-- START MATERIALS PROVIDED --

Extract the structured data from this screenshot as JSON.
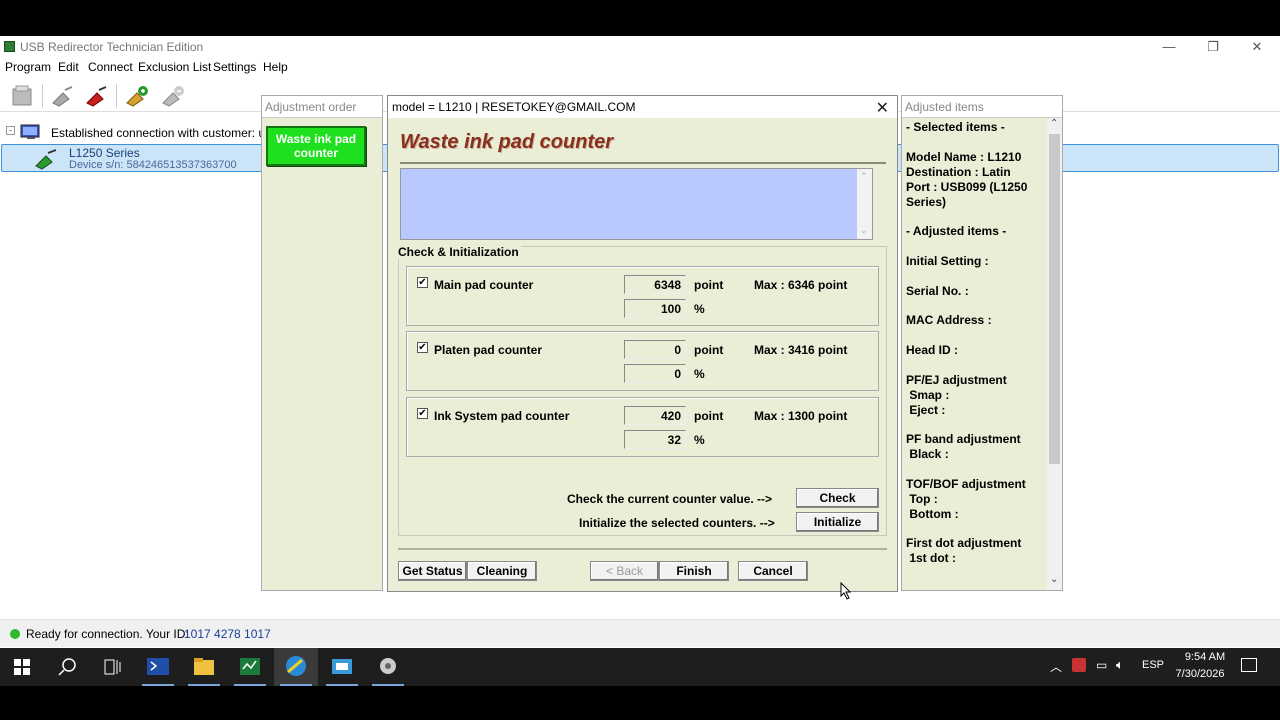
{
  "window": {
    "title": "USB Redirector Technician Edition",
    "controls": {
      "minimize": "—",
      "restore": "❐",
      "close": "✕"
    }
  },
  "menu": [
    "Program",
    "Edit",
    "Connect",
    "Exclusion List",
    "Settings",
    "Help"
  ],
  "tree": {
    "connection": "Established connection with customer: unai",
    "device_name": "L1250 Series",
    "device_serial": "Device s/n: 584246513537363700"
  },
  "status": {
    "text": "Ready for connection. Your ID:",
    "id": "1017 4278 1017",
    "indicator_color": "#2eb82e"
  },
  "adjustment_order": {
    "header": "Adjustment order",
    "item": "Waste ink pad counter"
  },
  "dialog": {
    "header": "model = L1210 | RESETOKEY@GMAIL.COM",
    "title": "Waste ink pad counter",
    "group_label": "Check & Initialization",
    "counters": [
      {
        "label": "Main pad counter",
        "point": "6348",
        "percent": "100",
        "max": "Max : 6346 point",
        "checked": "✔"
      },
      {
        "label": "Platen pad counter",
        "point": "0",
        "percent": "0",
        "max": "Max : 3416 point",
        "checked": "✔"
      },
      {
        "label": "Ink System pad counter",
        "point": "420",
        "percent": "32",
        "max": "Max : 1300 point",
        "checked": "✔"
      }
    ],
    "unit_point": "point",
    "unit_percent": "%",
    "check_prompt": "Check the current counter value. -->",
    "check_button": "Check",
    "init_prompt": "Initialize the selected counters. -->",
    "init_button": "Initialize",
    "buttons": {
      "get_status": "Get Status",
      "cleaning": "Cleaning",
      "back": "< Back",
      "finish": "Finish",
      "cancel": "Cancel"
    }
  },
  "adjusted_items": {
    "header": "Adjusted items",
    "lines": [
      "- Selected items -",
      "Model Name : L1210",
      "Destination : Latin",
      "Port : USB099 (L1250",
      "Series)",
      "- Adjusted items -",
      "Initial Setting :",
      "Serial No. :",
      "MAC Address :",
      "Head ID :",
      "PF/EJ adjustment",
      " Smap :",
      " Eject :",
      "PF band adjustment",
      " Black :",
      "TOF/BOF adjustment",
      " Top :",
      " Bottom :",
      "First dot adjustment",
      " 1st dot :"
    ]
  },
  "taskbar": {
    "time": "9:54 AM",
    "date": "7/30/2026",
    "language": "ESP"
  }
}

-- END MATERIALS PROVIDED --

| INSTRUCTIONS FOR THE TASK |
Gather each line in the data that holds the string "counters".

| SOLUTION FOR THIS TASK |
    "counters": [
    "init_prompt": "Initialize the selected counters. -->",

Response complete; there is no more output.